[Start Source records]
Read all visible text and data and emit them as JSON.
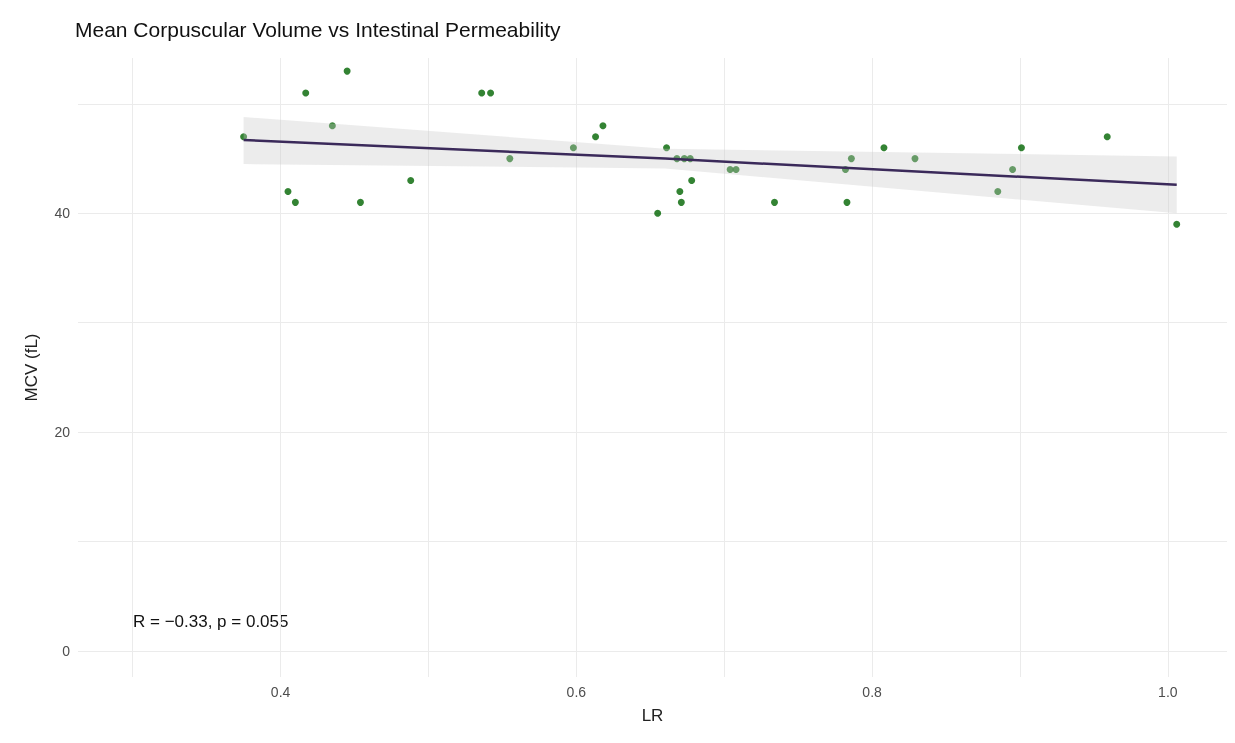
{
  "chart_data": {
    "type": "scatter",
    "title": "Mean Corpuscular Volume vs Intestinal Permeability",
    "xlabel": "LR",
    "ylabel": "MCV (fL)",
    "annotations": [
      "R = −0.33, p = 0.055"
    ],
    "xlim": [
      0.263,
      1.04
    ],
    "xticks": [
      {
        "value": 0.3,
        "label": null
      },
      0.4,
      {
        "value": 0.5,
        "label": null
      },
      0.6,
      {
        "value": 0.7,
        "label": null
      },
      0.8,
      {
        "value": 0.9,
        "label": null
      },
      {
        "value": 1.0,
        "label": "1.0"
      }
    ],
    "ylim": [
      -2.4,
      54.2
    ],
    "yticks": [
      0,
      {
        "value": 10,
        "label": null
      },
      20,
      {
        "value": 30,
        "label": null
      },
      40,
      {
        "value": 50,
        "label": null
      }
    ],
    "grid": true,
    "marker": "circle",
    "series": [
      {
        "color": "#006400",
        "x": [
          0.375,
          0.417,
          0.405,
          0.41,
          0.445,
          0.435,
          0.454,
          0.488,
          0.536,
          0.542,
          0.555,
          0.598,
          0.613,
          0.618,
          0.655,
          0.661,
          0.668,
          0.673,
          0.677,
          0.67,
          0.671,
          0.678,
          0.704,
          0.708,
          0.734,
          0.782,
          0.786,
          0.783,
          0.808,
          0.829,
          0.885,
          0.895,
          0.901,
          0.959,
          1.006
        ],
        "values": [
          47,
          51,
          42,
          41,
          53,
          48,
          41,
          43,
          51,
          51,
          45,
          46,
          47,
          48,
          40,
          46,
          45,
          45,
          45,
          42,
          41,
          43,
          44,
          44,
          41,
          44,
          45,
          41,
          46,
          45,
          42,
          44,
          46,
          47,
          39
        ]
      },
      {
        "type": "line",
        "color": "#3b2a5a",
        "marker": "none",
        "line_style": "solid",
        "x": [
          0.375,
          0.66,
          1.006
        ],
        "values": [
          46.7,
          45.0,
          42.6
        ],
        "lower": [
          44.5,
          44.1,
          40.0
        ],
        "upper": [
          48.8,
          45.9,
          45.2
        ]
      }
    ]
  }
}
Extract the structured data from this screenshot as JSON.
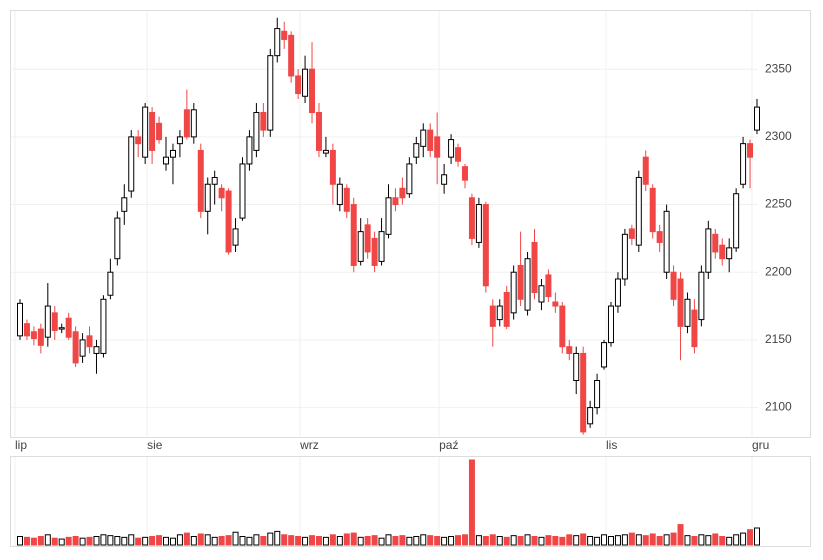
{
  "chart_data": {
    "type": "candlestick",
    "categories": [
      "lip",
      null,
      null,
      null,
      null,
      null,
      null,
      null,
      null,
      null,
      null,
      null,
      null,
      null,
      null,
      null,
      null,
      null,
      null,
      "sie",
      null,
      null,
      null,
      null,
      null,
      null,
      null,
      null,
      null,
      null,
      null,
      null,
      null,
      null,
      null,
      null,
      null,
      null,
      null,
      null,
      null,
      "wrz",
      null,
      null,
      null,
      null,
      null,
      null,
      null,
      null,
      null,
      null,
      null,
      null,
      null,
      null,
      null,
      null,
      null,
      null,
      null,
      "paź",
      null,
      null,
      null,
      null,
      null,
      null,
      null,
      null,
      null,
      null,
      null,
      null,
      null,
      null,
      null,
      null,
      null,
      null,
      null,
      null,
      null,
      null,
      null,
      "lis",
      null,
      null,
      null,
      null,
      null,
      null,
      null,
      null,
      null,
      null,
      null,
      null,
      null,
      null,
      null,
      null,
      null,
      null,
      null,
      null,
      "gru"
    ],
    "open": [
      2153,
      2162,
      2156,
      2158,
      2152,
      2170,
      2158,
      2166,
      2156,
      2138,
      2153,
      2140,
      2140,
      2183,
      2210,
      2245,
      2260,
      2300,
      2285,
      2318,
      2310,
      2280,
      2285,
      2295,
      2320,
      2300,
      2290,
      2245,
      2265,
      2262,
      2260,
      2220,
      2240,
      2280,
      2290,
      2318,
      2305,
      2360,
      2378,
      2375,
      2345,
      2330,
      2350,
      2318,
      2288,
      2290,
      2250,
      2262,
      2250,
      2208,
      2235,
      2225,
      2208,
      2228,
      2255,
      2262,
      2258,
      2285,
      2293,
      2305,
      2300,
      2265,
      2285,
      2292,
      2278,
      2255,
      2222,
      2250,
      2175,
      2165,
      2185,
      2170,
      2205,
      2172,
      2222,
      2178,
      2198,
      2178,
      2175,
      2145,
      2120,
      2140,
      2088,
      2100,
      2130,
      2148,
      2175,
      2195,
      2232,
      2220,
      2285,
      2262,
      2230,
      2200,
      2200,
      2195,
      2160,
      2172,
      2165,
      2200,
      2228,
      2220,
      2210,
      2218,
      2265,
      2295,
      2305
    ],
    "high": [
      2180,
      2165,
      2160,
      2162,
      2192,
      2175,
      2162,
      2170,
      2160,
      2155,
      2160,
      2150,
      2183,
      2210,
      2245,
      2265,
      2305,
      2305,
      2325,
      2322,
      2315,
      2300,
      2295,
      2305,
      2335,
      2325,
      2295,
      2270,
      2275,
      2265,
      2262,
      2240,
      2285,
      2305,
      2325,
      2325,
      2365,
      2388,
      2385,
      2378,
      2350,
      2360,
      2370,
      2325,
      2300,
      2295,
      2270,
      2265,
      2255,
      2240,
      2240,
      2230,
      2240,
      2265,
      2262,
      2270,
      2285,
      2300,
      2310,
      2310,
      2318,
      2280,
      2302,
      2295,
      2280,
      2258,
      2255,
      2252,
      2180,
      2180,
      2190,
      2205,
      2230,
      2215,
      2232,
      2195,
      2202,
      2185,
      2178,
      2150,
      2145,
      2145,
      2105,
      2125,
      2150,
      2178,
      2200,
      2232,
      2235,
      2275,
      2290,
      2265,
      2235,
      2250,
      2205,
      2200,
      2185,
      2180,
      2205,
      2238,
      2232,
      2225,
      2225,
      2262,
      2300,
      2298,
      2328
    ],
    "low": [
      2150,
      2150,
      2146,
      2140,
      2145,
      2150,
      2155,
      2150,
      2130,
      2133,
      2140,
      2125,
      2137,
      2180,
      2205,
      2235,
      2255,
      2285,
      2280,
      2280,
      2295,
      2275,
      2265,
      2285,
      2298,
      2295,
      2240,
      2228,
      2250,
      2245,
      2213,
      2215,
      2238,
      2275,
      2285,
      2300,
      2300,
      2355,
      2365,
      2340,
      2328,
      2325,
      2310,
      2285,
      2285,
      2250,
      2245,
      2240,
      2200,
      2205,
      2210,
      2200,
      2205,
      2225,
      2245,
      2250,
      2255,
      2280,
      2285,
      2285,
      2265,
      2258,
      2280,
      2278,
      2262,
      2220,
      2218,
      2185,
      2145,
      2160,
      2158,
      2165,
      2175,
      2168,
      2180,
      2172,
      2178,
      2170,
      2140,
      2135,
      2110,
      2080,
      2085,
      2095,
      2128,
      2145,
      2170,
      2190,
      2220,
      2215,
      2260,
      2225,
      2215,
      2195,
      2175,
      2135,
      2155,
      2140,
      2160,
      2195,
      2210,
      2205,
      2200,
      2215,
      2262,
      2262,
      2302
    ],
    "close": [
      2177,
      2153,
      2151,
      2146,
      2175,
      2157,
      2159,
      2152,
      2133,
      2150,
      2145,
      2145,
      2180,
      2200,
      2240,
      2255,
      2300,
      2295,
      2322,
      2290,
      2298,
      2285,
      2290,
      2300,
      2300,
      2320,
      2245,
      2265,
      2270,
      2255,
      2215,
      2232,
      2280,
      2300,
      2318,
      2305,
      2360,
      2380,
      2372,
      2345,
      2332,
      2350,
      2318,
      2290,
      2290,
      2265,
      2265,
      2245,
      2205,
      2230,
      2215,
      2205,
      2230,
      2255,
      2250,
      2255,
      2280,
      2295,
      2305,
      2290,
      2285,
      2272,
      2298,
      2282,
      2268,
      2225,
      2250,
      2190,
      2160,
      2175,
      2160,
      2200,
      2180,
      2210,
      2185,
      2190,
      2182,
      2175,
      2145,
      2140,
      2140,
      2082,
      2100,
      2120,
      2148,
      2175,
      2195,
      2228,
      2225,
      2270,
      2265,
      2230,
      2222,
      2245,
      2180,
      2160,
      2180,
      2145,
      2200,
      2232,
      2215,
      2210,
      2218,
      2258,
      2295,
      2285,
      2322
    ],
    "volume": [
      10,
      9,
      8,
      10,
      12,
      8,
      7,
      9,
      10,
      8,
      9,
      10,
      12,
      11,
      10,
      9,
      12,
      8,
      9,
      10,
      11,
      9,
      8,
      12,
      14,
      10,
      13,
      12,
      9,
      10,
      11,
      15,
      10,
      9,
      12,
      10,
      14,
      16,
      12,
      11,
      10,
      9,
      11,
      10,
      9,
      12,
      10,
      13,
      14,
      9,
      10,
      11,
      8,
      12,
      10,
      11,
      9,
      10,
      12,
      11,
      10,
      9,
      10,
      11,
      12,
      100,
      11,
      10,
      12,
      10,
      9,
      11,
      10,
      12,
      10,
      9,
      11,
      10,
      9,
      12,
      11,
      13,
      10,
      9,
      12,
      10,
      11,
      12,
      14,
      12,
      11,
      13,
      10,
      12,
      14,
      24,
      11,
      10,
      12,
      11,
      13,
      10,
      9,
      12,
      14,
      18,
      20
    ],
    "ylim": [
      2079,
      2393
    ],
    "yticks": [
      2100,
      2150,
      2200,
      2250,
      2300,
      2350
    ],
    "grid": true,
    "up_color": "#ffffff",
    "down_color": "#f04646",
    "outline_color": "#000000"
  }
}
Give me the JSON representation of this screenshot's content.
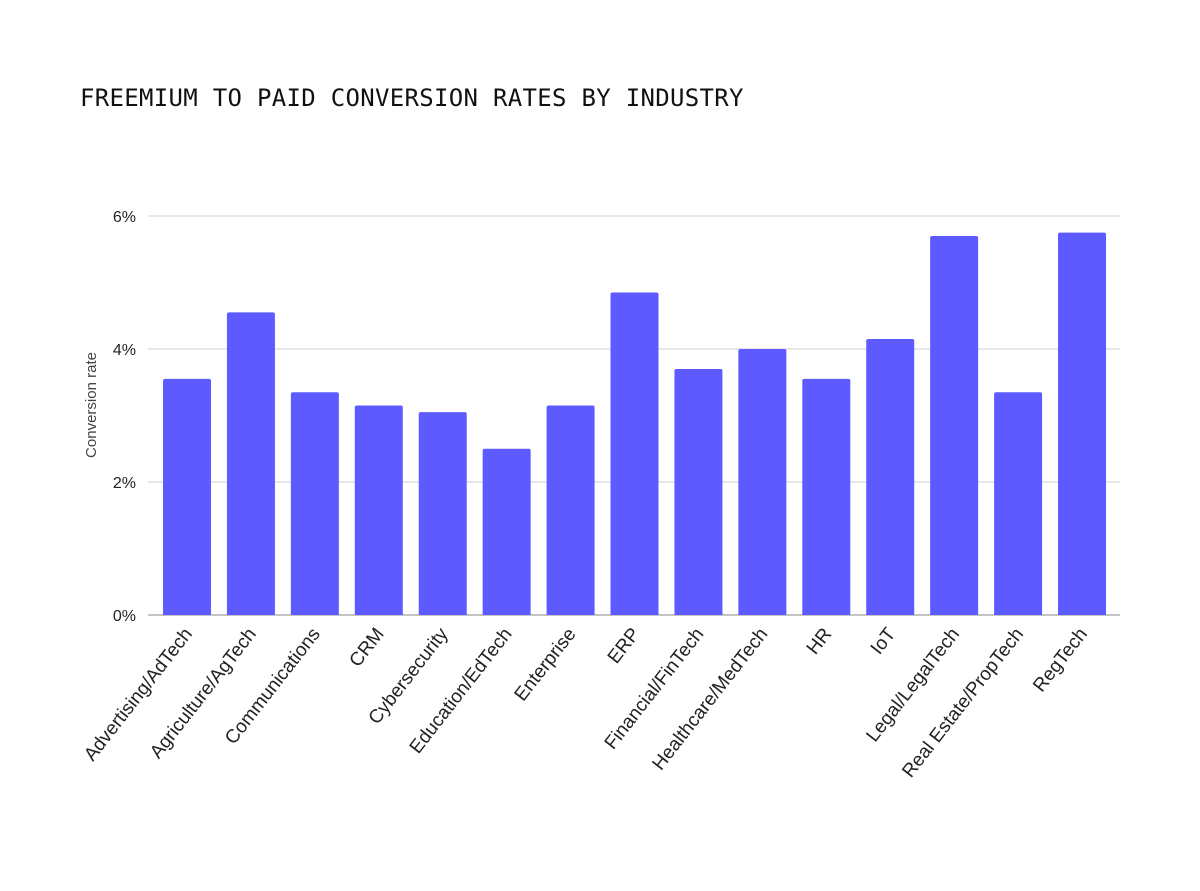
{
  "chart_data": {
    "type": "bar",
    "title": "FREEMIUM TO PAID CONVERSION RATES BY INDUSTRY",
    "xlabel": "",
    "ylabel": "Conversion rate",
    "ylim": [
      0,
      6
    ],
    "yticks": [
      0,
      2,
      4,
      6
    ],
    "ytick_labels": [
      "0%",
      "2%",
      "4%",
      "6%"
    ],
    "grid": true,
    "bar_color": "#5d5bff",
    "categories": [
      "Advertising/AdTech",
      "Agriculture/AgTech",
      "Communications",
      "CRM",
      "Cybersecurity",
      "Education/EdTech",
      "Enterprise",
      "ERP",
      "Financial/FinTech",
      "Healthcare/MedTech",
      "HR",
      "IoT",
      "Legal/LegalTech",
      "Real Estate/PropTech",
      "RegTech"
    ],
    "values": [
      3.55,
      4.55,
      3.35,
      3.15,
      3.05,
      2.5,
      3.15,
      4.85,
      3.7,
      4.0,
      3.55,
      4.15,
      5.7,
      3.35,
      5.75
    ]
  }
}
[End Source records]
== Exercise prompt ==
Write out every line from the entries where "JSON" appears.

== Answer to this problem ==
Read all visible text and data and emit them as JSON.
Extract the structured data from this screenshot as JSON.
Give me the JSON representation of this screenshot's content.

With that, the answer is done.